Records from a collection:
>> start
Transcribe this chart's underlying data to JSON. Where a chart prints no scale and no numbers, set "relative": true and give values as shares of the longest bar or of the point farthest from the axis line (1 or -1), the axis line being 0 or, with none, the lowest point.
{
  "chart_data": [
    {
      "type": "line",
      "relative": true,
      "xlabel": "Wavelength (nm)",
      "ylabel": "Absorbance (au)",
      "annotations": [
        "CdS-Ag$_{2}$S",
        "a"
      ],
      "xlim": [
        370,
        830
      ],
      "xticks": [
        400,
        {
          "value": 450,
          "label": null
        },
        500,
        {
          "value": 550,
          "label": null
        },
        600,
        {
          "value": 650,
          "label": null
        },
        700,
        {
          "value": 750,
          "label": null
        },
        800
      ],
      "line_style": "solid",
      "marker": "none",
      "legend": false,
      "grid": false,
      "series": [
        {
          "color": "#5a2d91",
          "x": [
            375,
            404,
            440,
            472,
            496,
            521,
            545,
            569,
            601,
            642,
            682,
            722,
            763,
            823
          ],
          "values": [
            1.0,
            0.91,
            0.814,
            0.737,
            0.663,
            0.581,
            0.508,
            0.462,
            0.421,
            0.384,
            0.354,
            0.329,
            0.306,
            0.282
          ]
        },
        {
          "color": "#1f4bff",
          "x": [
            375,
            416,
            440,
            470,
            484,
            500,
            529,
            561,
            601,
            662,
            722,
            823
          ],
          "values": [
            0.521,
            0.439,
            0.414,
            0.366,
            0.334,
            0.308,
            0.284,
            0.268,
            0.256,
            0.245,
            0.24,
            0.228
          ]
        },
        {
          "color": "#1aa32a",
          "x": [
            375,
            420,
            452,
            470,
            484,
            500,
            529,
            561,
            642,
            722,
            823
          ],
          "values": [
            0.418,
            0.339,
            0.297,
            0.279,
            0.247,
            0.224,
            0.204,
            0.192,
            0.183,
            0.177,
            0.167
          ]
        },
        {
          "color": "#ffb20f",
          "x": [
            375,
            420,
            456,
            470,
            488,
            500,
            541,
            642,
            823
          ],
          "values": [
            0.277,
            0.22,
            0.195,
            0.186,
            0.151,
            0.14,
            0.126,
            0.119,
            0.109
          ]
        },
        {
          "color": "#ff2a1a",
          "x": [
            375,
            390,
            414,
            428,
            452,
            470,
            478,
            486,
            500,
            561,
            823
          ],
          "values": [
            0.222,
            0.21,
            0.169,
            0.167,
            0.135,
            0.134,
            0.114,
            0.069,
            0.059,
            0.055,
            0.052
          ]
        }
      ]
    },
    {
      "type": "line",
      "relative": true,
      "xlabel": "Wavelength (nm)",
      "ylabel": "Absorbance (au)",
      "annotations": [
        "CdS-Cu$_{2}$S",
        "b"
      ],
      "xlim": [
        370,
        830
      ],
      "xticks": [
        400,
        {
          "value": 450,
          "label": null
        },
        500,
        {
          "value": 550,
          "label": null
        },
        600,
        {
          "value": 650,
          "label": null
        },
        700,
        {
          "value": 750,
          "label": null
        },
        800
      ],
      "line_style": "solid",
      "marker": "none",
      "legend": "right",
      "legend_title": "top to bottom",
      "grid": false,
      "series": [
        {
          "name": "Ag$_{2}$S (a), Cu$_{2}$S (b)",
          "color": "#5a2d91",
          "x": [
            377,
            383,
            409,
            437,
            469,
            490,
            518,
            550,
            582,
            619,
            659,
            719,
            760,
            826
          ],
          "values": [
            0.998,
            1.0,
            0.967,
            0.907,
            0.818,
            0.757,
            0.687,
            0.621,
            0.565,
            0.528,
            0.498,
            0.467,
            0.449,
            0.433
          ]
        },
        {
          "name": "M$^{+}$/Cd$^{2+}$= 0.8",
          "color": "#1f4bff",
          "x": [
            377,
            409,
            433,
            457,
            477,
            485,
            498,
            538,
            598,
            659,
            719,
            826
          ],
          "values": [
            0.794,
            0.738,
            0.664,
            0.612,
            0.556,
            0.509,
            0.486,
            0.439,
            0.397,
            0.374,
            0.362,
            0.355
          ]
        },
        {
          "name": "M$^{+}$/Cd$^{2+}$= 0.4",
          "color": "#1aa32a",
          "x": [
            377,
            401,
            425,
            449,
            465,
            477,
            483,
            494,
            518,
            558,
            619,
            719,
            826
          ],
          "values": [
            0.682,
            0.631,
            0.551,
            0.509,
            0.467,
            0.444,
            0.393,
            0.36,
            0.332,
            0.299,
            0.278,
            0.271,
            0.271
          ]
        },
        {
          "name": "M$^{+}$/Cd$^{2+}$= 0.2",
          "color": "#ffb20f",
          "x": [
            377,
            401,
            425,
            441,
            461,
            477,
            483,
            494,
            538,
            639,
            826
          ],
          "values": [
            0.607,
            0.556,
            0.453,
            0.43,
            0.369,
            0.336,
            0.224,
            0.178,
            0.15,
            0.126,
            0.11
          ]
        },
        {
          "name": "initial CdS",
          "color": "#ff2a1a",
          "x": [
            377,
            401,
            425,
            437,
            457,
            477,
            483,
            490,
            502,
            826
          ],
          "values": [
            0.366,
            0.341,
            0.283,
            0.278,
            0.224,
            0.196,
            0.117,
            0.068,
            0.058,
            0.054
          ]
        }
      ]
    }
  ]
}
>> end
▶ STATED EXERCISE
Give all of the entries again, word for word.

▶ FULL ANSWER
Transcribe this chart's underlying data to JSON. Where a chart prints no scale and no numbers, set "relative": true and give values as shares of the longest bar or of the point farthest from the axis line (1 or -1), the axis line being 0 or, with none, the lowest point.
{
  "chart_data": [
    {
      "type": "line",
      "relative": true,
      "xlabel": "Wavelength (nm)",
      "ylabel": "Absorbance (au)",
      "annotations": [
        "CdS-Ag$_{2}$S",
        "a"
      ],
      "xlim": [
        370,
        830
      ],
      "xticks": [
        400,
        {
          "value": 450,
          "label": null
        },
        500,
        {
          "value": 550,
          "label": null
        },
        600,
        {
          "value": 650,
          "label": null
        },
        700,
        {
          "value": 750,
          "label": null
        },
        800
      ],
      "line_style": "solid",
      "marker": "none",
      "legend": false,
      "grid": false,
      "series": [
        {
          "color": "#5a2d91",
          "x": [
            375,
            404,
            440,
            472,
            496,
            521,
            545,
            569,
            601,
            642,
            682,
            722,
            763,
            823
          ],
          "values": [
            1.0,
            0.91,
            0.814,
            0.737,
            0.663,
            0.581,
            0.508,
            0.462,
            0.421,
            0.384,
            0.354,
            0.329,
            0.306,
            0.282
          ]
        },
        {
          "color": "#1f4bff",
          "x": [
            375,
            416,
            440,
            470,
            484,
            500,
            529,
            561,
            601,
            662,
            722,
            823
          ],
          "values": [
            0.521,
            0.439,
            0.414,
            0.366,
            0.334,
            0.308,
            0.284,
            0.268,
            0.256,
            0.245,
            0.24,
            0.228
          ]
        },
        {
          "color": "#1aa32a",
          "x": [
            375,
            420,
            452,
            470,
            484,
            500,
            529,
            561,
            642,
            722,
            823
          ],
          "values": [
            0.418,
            0.339,
            0.297,
            0.279,
            0.247,
            0.224,
            0.204,
            0.192,
            0.183,
            0.177,
            0.167
          ]
        },
        {
          "color": "#ffb20f",
          "x": [
            375,
            420,
            456,
            470,
            488,
            500,
            541,
            642,
            823
          ],
          "values": [
            0.277,
            0.22,
            0.195,
            0.186,
            0.151,
            0.14,
            0.126,
            0.119,
            0.109
          ]
        },
        {
          "color": "#ff2a1a",
          "x": [
            375,
            390,
            414,
            428,
            452,
            470,
            478,
            486,
            500,
            561,
            823
          ],
          "values": [
            0.222,
            0.21,
            0.169,
            0.167,
            0.135,
            0.134,
            0.114,
            0.069,
            0.059,
            0.055,
            0.052
          ]
        }
      ]
    },
    {
      "type": "line",
      "relative": true,
      "xlabel": "Wavelength (nm)",
      "ylabel": "Absorbance (au)",
      "annotations": [
        "CdS-Cu$_{2}$S",
        "b"
      ],
      "xlim": [
        370,
        830
      ],
      "xticks": [
        400,
        {
          "value": 450,
          "label": null
        },
        500,
        {
          "value": 550,
          "label": null
        },
        600,
        {
          "value": 650,
          "label": null
        },
        700,
        {
          "value": 750,
          "label": null
        },
        800
      ],
      "line_style": "solid",
      "marker": "none",
      "legend": "right",
      "legend_title": "top to bottom",
      "grid": false,
      "series": [
        {
          "name": "Ag$_{2}$S (a), Cu$_{2}$S (b)",
          "color": "#5a2d91",
          "x": [
            377,
            383,
            409,
            437,
            469,
            490,
            518,
            550,
            582,
            619,
            659,
            719,
            760,
            826
          ],
          "values": [
            0.998,
            1.0,
            0.967,
            0.907,
            0.818,
            0.757,
            0.687,
            0.621,
            0.565,
            0.528,
            0.498,
            0.467,
            0.449,
            0.433
          ]
        },
        {
          "name": "M$^{+}$/Cd$^{2+}$= 0.8",
          "color": "#1f4bff",
          "x": [
            377,
            409,
            433,
            457,
            477,
            485,
            498,
            538,
            598,
            659,
            719,
            826
          ],
          "values": [
            0.794,
            0.738,
            0.664,
            0.612,
            0.556,
            0.509,
            0.486,
            0.439,
            0.397,
            0.374,
            0.362,
            0.355
          ]
        },
        {
          "name": "M$^{+}$/Cd$^{2+}$= 0.4",
          "color": "#1aa32a",
          "x": [
            377,
            401,
            425,
            449,
            465,
            477,
            483,
            494,
            518,
            558,
            619,
            719,
            826
          ],
          "values": [
            0.682,
            0.631,
            0.551,
            0.509,
            0.467,
            0.444,
            0.393,
            0.36,
            0.332,
            0.299,
            0.278,
            0.271,
            0.271
          ]
        },
        {
          "name": "M$^{+}$/Cd$^{2+}$= 0.2",
          "color": "#ffb20f",
          "x": [
            377,
            401,
            425,
            441,
            461,
            477,
            483,
            494,
            538,
            639,
            826
          ],
          "values": [
            0.607,
            0.556,
            0.453,
            0.43,
            0.369,
            0.336,
            0.224,
            0.178,
            0.15,
            0.126,
            0.11
          ]
        },
        {
          "name": "initial CdS",
          "color": "#ff2a1a",
          "x": [
            377,
            401,
            425,
            437,
            457,
            477,
            483,
            490,
            502,
            826
          ],
          "values": [
            0.366,
            0.341,
            0.283,
            0.278,
            0.224,
            0.196,
            0.117,
            0.068,
            0.058,
            0.054
          ]
        }
      ]
    }
  ]
}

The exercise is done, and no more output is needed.